# start of Data shown
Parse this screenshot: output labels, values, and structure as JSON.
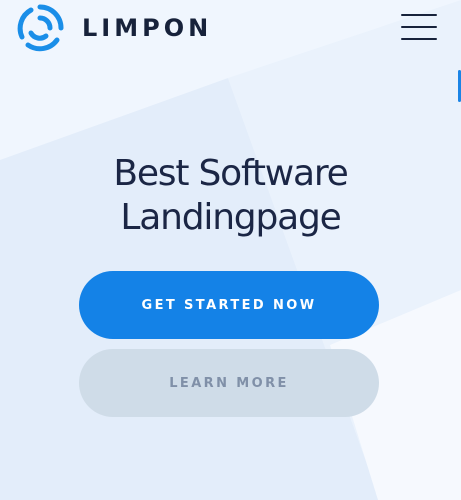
{
  "brand": {
    "name": "LIMPON",
    "logo_icon": "ring-logo-icon"
  },
  "header": {
    "menu_icon": "hamburger-menu-icon"
  },
  "hero": {
    "title_line1": "Best Software",
    "title_line2": "Landingpage"
  },
  "buttons": {
    "primary_label": "GET STARTED NOW",
    "secondary_label": "LEARN MORE"
  },
  "colors": {
    "accent": "#1482e7",
    "text_dark": "#1b2645",
    "secondary_button": "#cfdce8",
    "background": "#f0f6fe"
  }
}
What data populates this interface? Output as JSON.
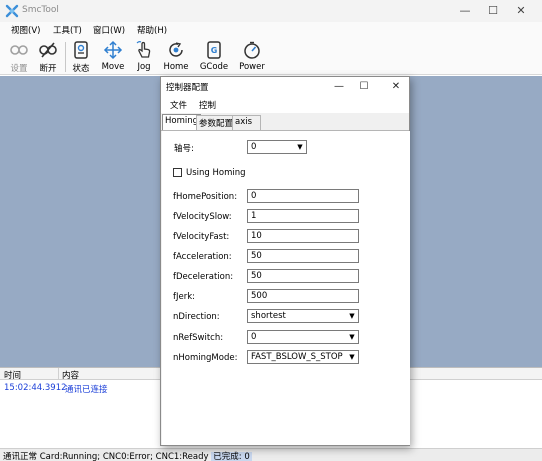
{
  "app": {
    "title": "SmcTool"
  },
  "menubar": [
    "视图(V)",
    "工具(T)",
    "窗口(W)",
    "帮助(H)"
  ],
  "toolbar": {
    "settings": "设置",
    "disconnect": "断开",
    "status": "状态",
    "move": "Move",
    "jog": "Jog",
    "home": "Home",
    "gcode": "GCode",
    "power": "Power"
  },
  "log": {
    "col_time": "时间",
    "col_content": "内容",
    "rows": [
      {
        "time": "15:02:44.3912",
        "content": "通讯已连接"
      }
    ]
  },
  "status": {
    "comm": "通讯正常",
    "detail": "Card:Running; CNC0:Error; CNC1:Ready",
    "done_label": "已完成:",
    "done_value": "0"
  },
  "dialog": {
    "title": "控制器配置",
    "menu": [
      "文件",
      "控制"
    ],
    "tabs": [
      "Homing",
      "参数配置",
      "axis"
    ],
    "axis_label": "轴号:",
    "axis_value": "0",
    "using_homing": "Using Homing",
    "using_homing_checked": false,
    "fields": [
      {
        "label": "fHomePosition:",
        "value": "0"
      },
      {
        "label": "fVelocitySlow:",
        "value": "1"
      },
      {
        "label": "fVelocityFast:",
        "value": "10"
      },
      {
        "label": "fAcceleration:",
        "value": "50"
      },
      {
        "label": "fDeceleration:",
        "value": "50"
      },
      {
        "label": "fJerk:",
        "value": "500"
      }
    ],
    "combos": [
      {
        "label": "nDirection:",
        "value": "shortest"
      },
      {
        "label": "nRefSwitch:",
        "value": "0"
      },
      {
        "label": "nHomingMode:",
        "value": "FAST_BSLOW_S_STOP"
      }
    ]
  },
  "colors": {
    "workspace": "#97aac4",
    "log_text": "#1a3ed8",
    "status_highlight": "#c8d7ee"
  }
}
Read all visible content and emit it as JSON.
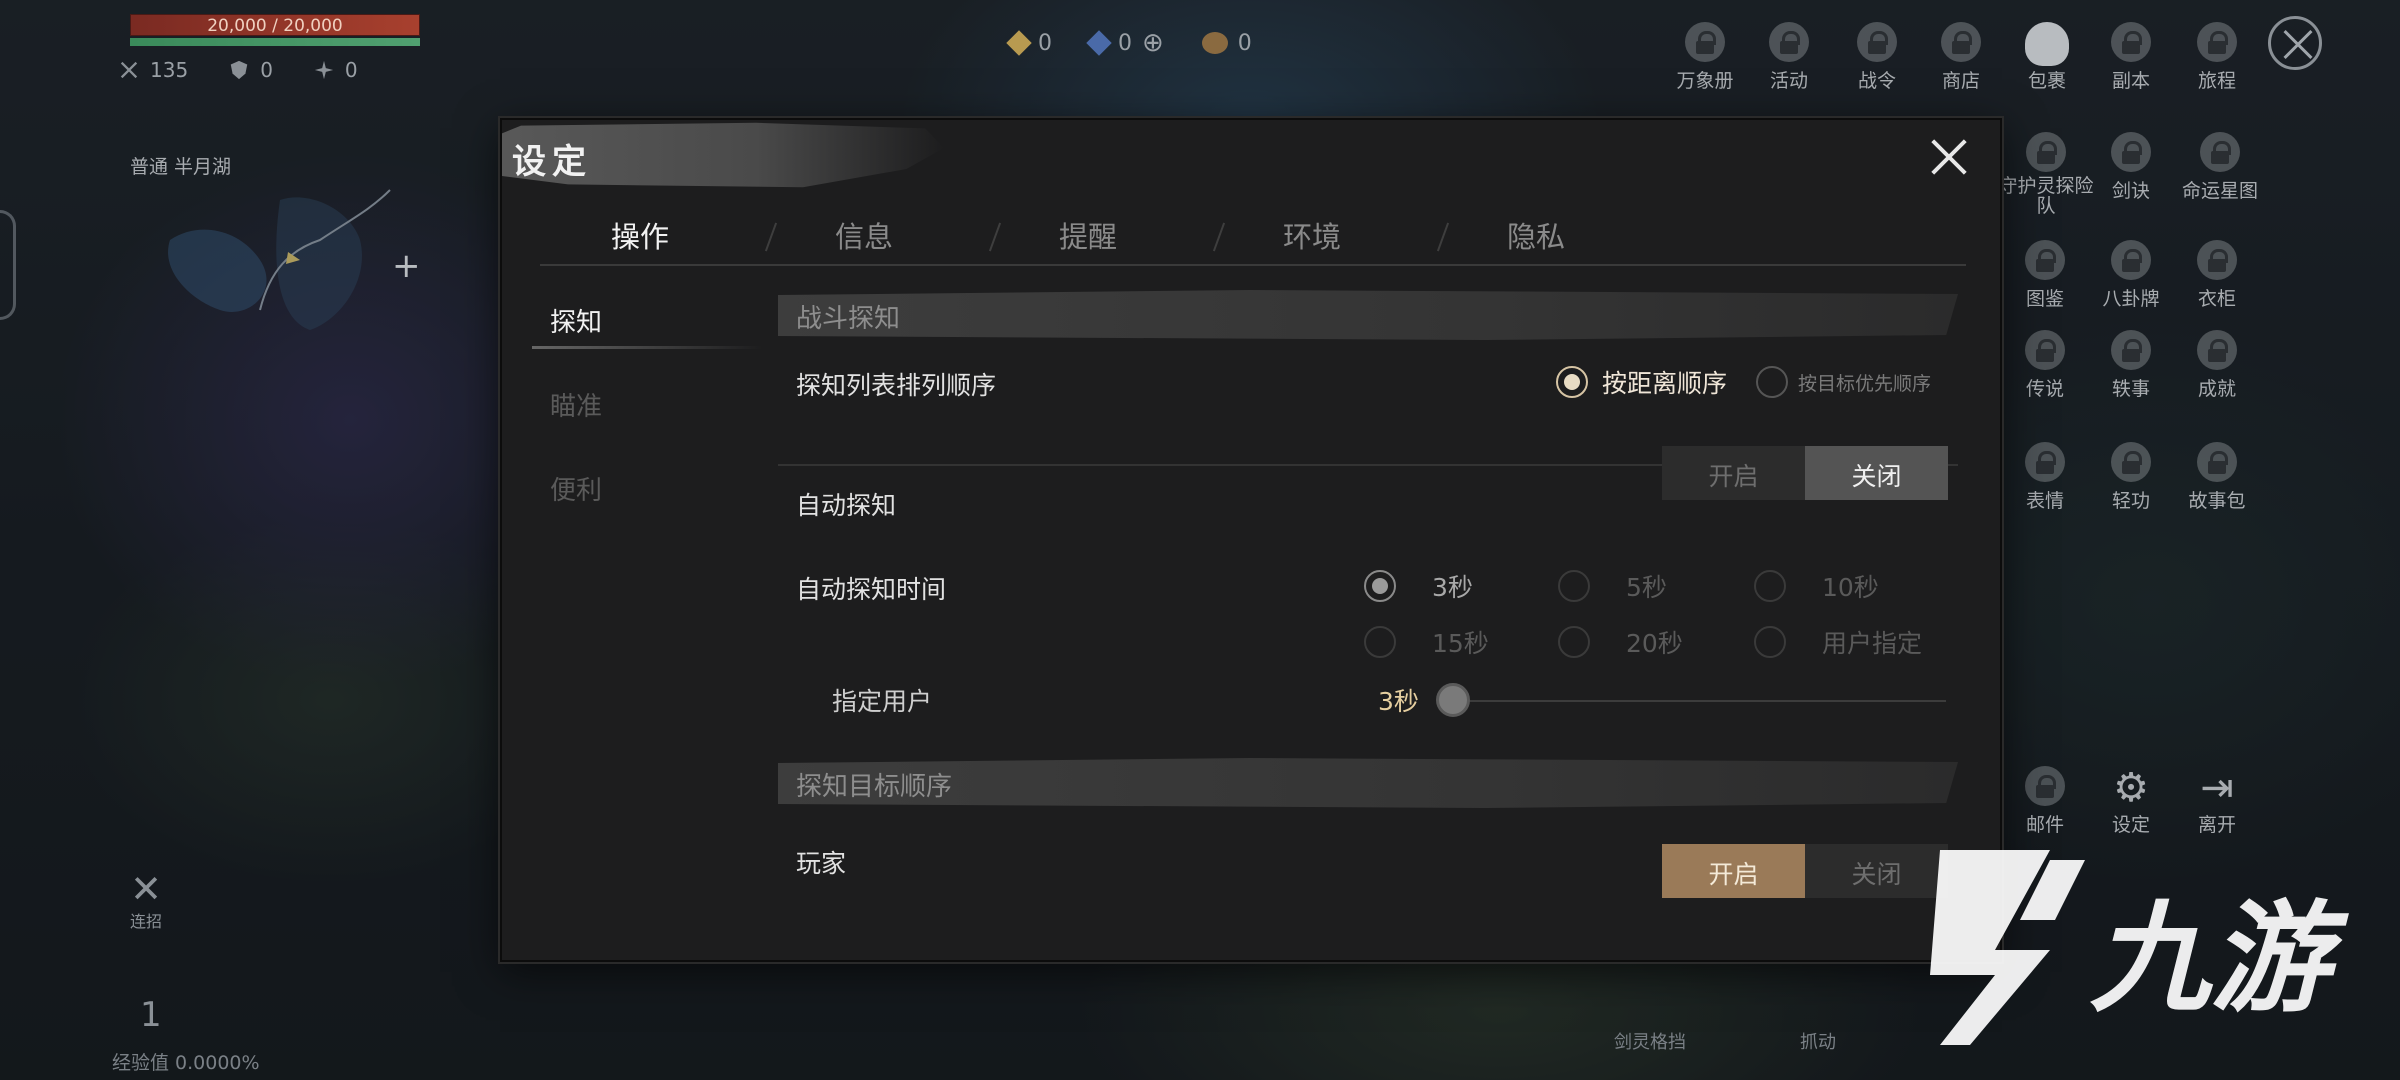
{
  "hud": {
    "hp": "20,000 / 20,000",
    "stats": [
      "135",
      "0",
      "0"
    ],
    "location": "普通  半月湖",
    "currencies": [
      "0",
      "0",
      "0"
    ],
    "menu": [
      {
        "label": "万象册",
        "icon": "lock-icon"
      },
      {
        "label": "活动",
        "icon": "lock-icon"
      },
      {
        "label": "战令",
        "icon": "lock-icon"
      },
      {
        "label": "商店",
        "icon": "lock-icon"
      },
      {
        "label": "包裹",
        "icon": "bag-icon"
      },
      {
        "label": "副本",
        "icon": "lock-icon"
      },
      {
        "label": "旅程",
        "icon": "lock-icon"
      },
      {
        "label": "守护灵探险队",
        "icon": "lock-icon"
      },
      {
        "label": "剑诀",
        "icon": "lock-icon"
      },
      {
        "label": "命运星图",
        "icon": "lock-icon"
      },
      {
        "label": "图鉴",
        "icon": "lock-icon"
      },
      {
        "label": "八卦牌",
        "icon": "lock-icon"
      },
      {
        "label": "衣柜",
        "icon": "lock-icon"
      },
      {
        "label": "传说",
        "icon": "lock-icon"
      },
      {
        "label": "轶事",
        "icon": "lock-icon"
      },
      {
        "label": "成就",
        "icon": "lock-icon"
      },
      {
        "label": "表情",
        "icon": "lock-icon"
      },
      {
        "label": "轻功",
        "icon": "lock-icon"
      },
      {
        "label": "故事包",
        "icon": "lock-icon"
      },
      {
        "label": "邮件",
        "icon": "lock-icon"
      },
      {
        "label": "设定",
        "icon": "gear-icon"
      },
      {
        "label": "离开",
        "icon": "exit-icon"
      }
    ],
    "skill_label": "连招",
    "level_num": "1",
    "exp": "经验值 0.0000%",
    "bottom_hints": [
      "剑灵格挡",
      "抓动"
    ]
  },
  "dialog": {
    "title": "设定",
    "tabs": [
      "操作",
      "信息",
      "提醒",
      "环境",
      "隐私"
    ],
    "active_tab": 0,
    "side": [
      "探知",
      "瞄准",
      "便利"
    ],
    "sections": {
      "combat_detect": "战斗探知",
      "target_order": "探知目标顺序"
    },
    "rows": {
      "sort_order": {
        "label": "探知列表排列顺序",
        "options": [
          "按距离顺序",
          "按目标优先顺序"
        ],
        "selected": 0
      },
      "auto_detect": {
        "label": "自动探知",
        "on": "开启",
        "off": "关闭",
        "selected": "off"
      },
      "auto_detect_time": {
        "label": "自动探知时间",
        "options": [
          "3秒",
          "5秒",
          "10秒",
          "15秒",
          "20秒",
          "用户指定"
        ],
        "selected": 0
      },
      "user_specified": {
        "label": "指定用户",
        "value": "3秒"
      },
      "player": {
        "label": "玩家",
        "on": "开启",
        "off": "关闭",
        "selected": "on"
      }
    }
  },
  "watermark": "九游",
  "colors": {
    "accent_gold": "#9a7a58",
    "slider_value": "#e6cfa0",
    "dialog_bg": "#1d1d1e"
  }
}
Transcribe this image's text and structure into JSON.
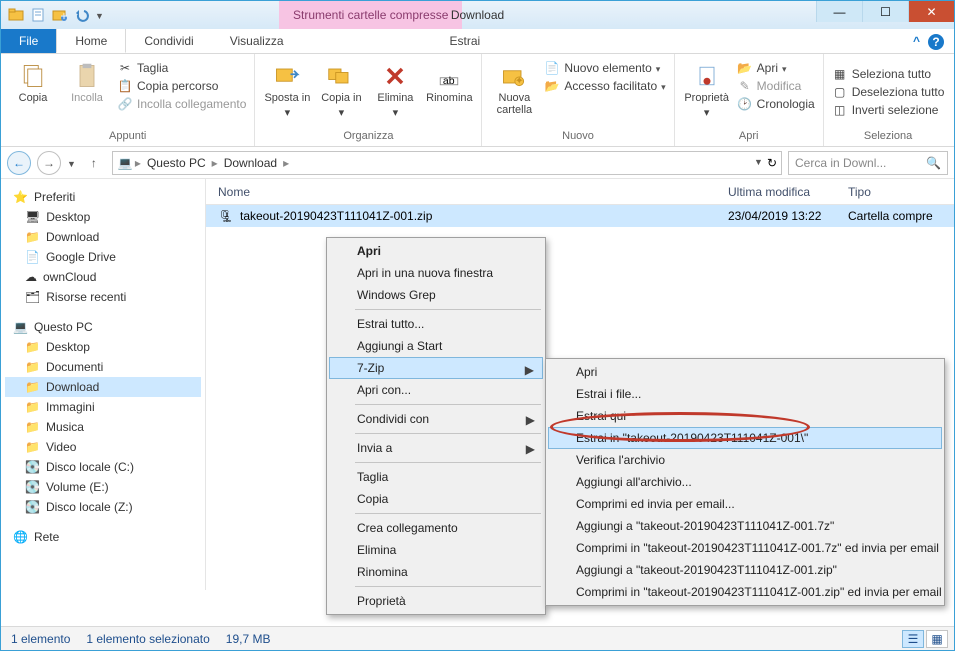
{
  "window": {
    "ctx_tab": "Strumenti cartelle compresse",
    "title": "Download"
  },
  "tabs": {
    "file": "File",
    "home": "Home",
    "condividi": "Condividi",
    "visualizza": "Visualizza",
    "estrai": "Estrai"
  },
  "ribbon": {
    "appunti": {
      "copia": "Copia",
      "incolla": "Incolla",
      "taglia": "Taglia",
      "copia_percorso": "Copia percorso",
      "incolla_collegamento": "Incolla collegamento",
      "label": "Appunti"
    },
    "organizza": {
      "sposta_in": "Sposta in",
      "copia_in": "Copia in",
      "elimina": "Elimina",
      "rinomina": "Rinomina",
      "label": "Organizza"
    },
    "nuovo": {
      "nuova_cartella": "Nuova cartella",
      "nuovo_elemento": "Nuovo elemento",
      "accesso_facilitato": "Accesso facilitato",
      "label": "Nuovo"
    },
    "apri_g": {
      "proprieta": "Proprietà",
      "apri": "Apri",
      "modifica": "Modifica",
      "cronologia": "Cronologia",
      "label": "Apri"
    },
    "seleziona": {
      "tutto": "Seleziona tutto",
      "deseleziona": "Deseleziona tutto",
      "inverti": "Inverti selezione",
      "label": "Seleziona"
    }
  },
  "breadcrumb": {
    "pc": "Questo PC",
    "folder": "Download"
  },
  "search": {
    "placeholder": "Cerca in Downl..."
  },
  "sidebar": {
    "fav": "Preferiti",
    "desktop": "Desktop",
    "download": "Download",
    "gdrive": "Google Drive",
    "owncloud": "ownCloud",
    "recent": "Risorse recenti",
    "pc": "Questo PC",
    "pc_desktop": "Desktop",
    "pc_docs": "Documenti",
    "pc_download": "Download",
    "pc_img": "Immagini",
    "pc_music": "Musica",
    "pc_video": "Video",
    "pc_c": "Disco locale (C:)",
    "pc_e": "Volume (E:)",
    "pc_z": "Disco locale (Z:)",
    "rete": "Rete"
  },
  "columns": {
    "nome": "Nome",
    "data": "Ultima modifica",
    "tipo": "Tipo"
  },
  "file": {
    "name": "takeout-20190423T111041Z-001.zip",
    "date": "23/04/2019 13:22",
    "type": "Cartella compre"
  },
  "ctx1": {
    "apri": "Apri",
    "apri_nf": "Apri in una nuova finestra",
    "wgrep": "Windows Grep",
    "estrai_tutto": "Estrai tutto...",
    "start": "Aggiungi a Start",
    "sevenzip": "7-Zip",
    "apri_con": "Apri con...",
    "condividi": "Condividi con",
    "invia": "Invia a",
    "taglia": "Taglia",
    "copia": "Copia",
    "colleg": "Crea collegamento",
    "elimina": "Elimina",
    "rinomina": "Rinomina",
    "prop": "Proprietà"
  },
  "ctx2": {
    "apri": "Apri",
    "estrai_file": "Estrai i file...",
    "estrai_qui": "Estrai qui",
    "estrai_in": "Estrai in \"takeout-20190423T111041Z-001\\\"",
    "verifica": "Verifica l'archivio",
    "add_arch": "Aggiungi all'archivio...",
    "comp_email": "Comprimi ed invia per email...",
    "add_7z": "Aggiungi a \"takeout-20190423T111041Z-001.7z\"",
    "comp_7z_email": "Comprimi in \"takeout-20190423T111041Z-001.7z\" ed invia per email",
    "add_zip": "Aggiungi a \"takeout-20190423T111041Z-001.zip\"",
    "comp_zip_email": "Comprimi in \"takeout-20190423T111041Z-001.zip\" ed invia per email"
  },
  "status": {
    "count": "1 elemento",
    "sel": "1 elemento selezionato",
    "size": "19,7 MB"
  }
}
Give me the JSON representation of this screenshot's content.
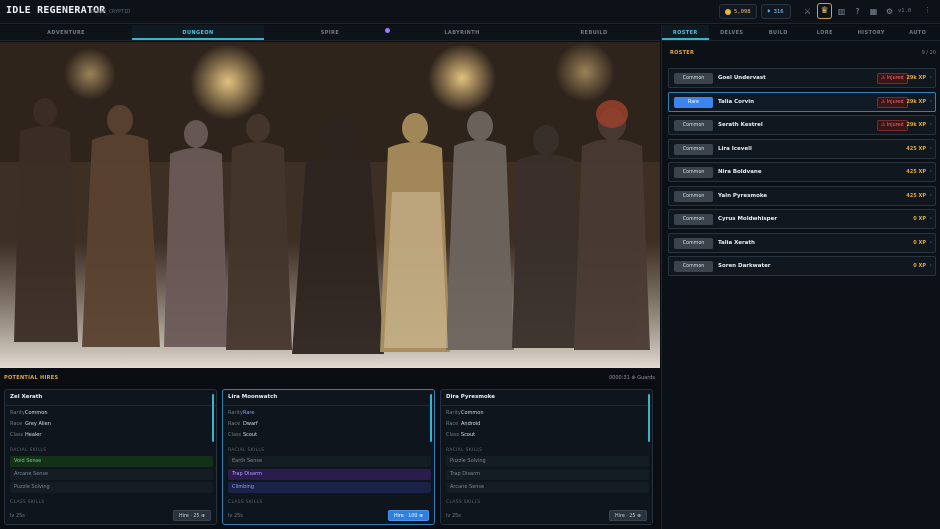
{
  "app": {
    "title": "IDLE REGENERATOR",
    "subtitle": "OCEAN_CRYPTID",
    "gold": "5,098",
    "gems": "316",
    "version": "v1.0",
    "icons": [
      "swords-icon",
      "trophy-icon",
      "chart-icon",
      "help-icon",
      "calendar-icon",
      "settings-icon",
      "more-icon"
    ]
  },
  "main_tabs": [
    {
      "label": "ADVENTURE",
      "active": false
    },
    {
      "label": "DUNGEON",
      "active": true
    },
    {
      "label": "SPIRE",
      "active": false
    },
    {
      "label": "LABYRINTH",
      "active": false
    },
    {
      "label": "REBUILD",
      "active": false
    }
  ],
  "hires": {
    "title": "POTENTIAL HIRES",
    "note": "0000:31 ⊕ Guards",
    "cards": [
      {
        "name": "Zel Xerath",
        "rarity": "Common",
        "race": "Grey Alien",
        "class": "Healer",
        "racial_label": "RACIAL SKILLS",
        "racial": [
          "Void Sense",
          "Arcane Sense",
          "Puzzle Solving"
        ],
        "class_label": "CLASS SKILLS",
        "level": "lv 25s",
        "hire": "Hire · 25 ⊕",
        "selected": false
      },
      {
        "name": "Lira Moonwatch",
        "rarity": "Rare",
        "race": "Dwarf",
        "class": "Scout",
        "racial_label": "RACIAL SKILLS",
        "racial": [
          "Earth Sense",
          "Trap Disarm",
          "Climbing"
        ],
        "class_label": "CLASS SKILLS",
        "level": "lv 25s",
        "hire": "Hire · 100 ⊕",
        "selected": true
      },
      {
        "name": "Dira Pyresmoke",
        "rarity": "Common",
        "race": "Android",
        "class": "Scout",
        "racial_label": "RACIAL SKILLS",
        "racial": [
          "Puzzle Solving",
          "Trap Disarm",
          "Arcane Sense"
        ],
        "class_label": "CLASS SKILLS",
        "level": "lv 25s",
        "hire": "Hire · 25 ⊕",
        "selected": false
      }
    ],
    "labels": {
      "rarity": "Rarity",
      "race": "Race",
      "class": "Class"
    }
  },
  "side_tabs": [
    {
      "label": "ROSTER",
      "active": true
    },
    {
      "label": "DELVES",
      "active": false
    },
    {
      "label": "BUILD",
      "active": false
    },
    {
      "label": "LORE",
      "active": false
    },
    {
      "label": "HISTORY",
      "active": false
    },
    {
      "label": "AUTO",
      "active": false
    }
  ],
  "roster": {
    "title": "ROSTER",
    "count": "9 / 20",
    "heroes": [
      {
        "rarity": "Common",
        "name": "Goel Undervast",
        "injured": "⚠ Injured",
        "xp": "29k XP"
      },
      {
        "rarity": "Rare",
        "name": "Talia Corvin",
        "injured": "⚠ Injured",
        "xp": "29k XP"
      },
      {
        "rarity": "Common",
        "name": "Serath Kestrel",
        "injured": "⚠ Injured",
        "xp": "29k XP"
      },
      {
        "rarity": "Common",
        "name": "Lira Icevell",
        "injured": "",
        "xp": "425 XP"
      },
      {
        "rarity": "Common",
        "name": "Nira Boldvane",
        "injured": "",
        "xp": "425 XP"
      },
      {
        "rarity": "Common",
        "name": "Yaln Pyresmoke",
        "injured": "",
        "xp": "425 XP"
      },
      {
        "rarity": "Common",
        "name": "Cyrus Moldwhisper",
        "injured": "",
        "xp": "0 XP"
      },
      {
        "rarity": "Common",
        "name": "Talia Xerath",
        "injured": "",
        "xp": "0 XP"
      },
      {
        "rarity": "Common",
        "name": "Soren Darkwater",
        "injured": "",
        "xp": "0 XP"
      }
    ]
  },
  "colors": {
    "accent": "#33b7cf",
    "gold": "#e4a93c",
    "rare": "#3c85f0",
    "injured": "#ff6c6c",
    "panel": "#0c1117"
  }
}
# end of Data shown
### [Exercise]
Note every line above where the string "Download" shows up, and copy those lines.

### [Final result]
    "title": "Download"
    "folder": "Download"
    "download": "Download",
    "pc_download": "Download",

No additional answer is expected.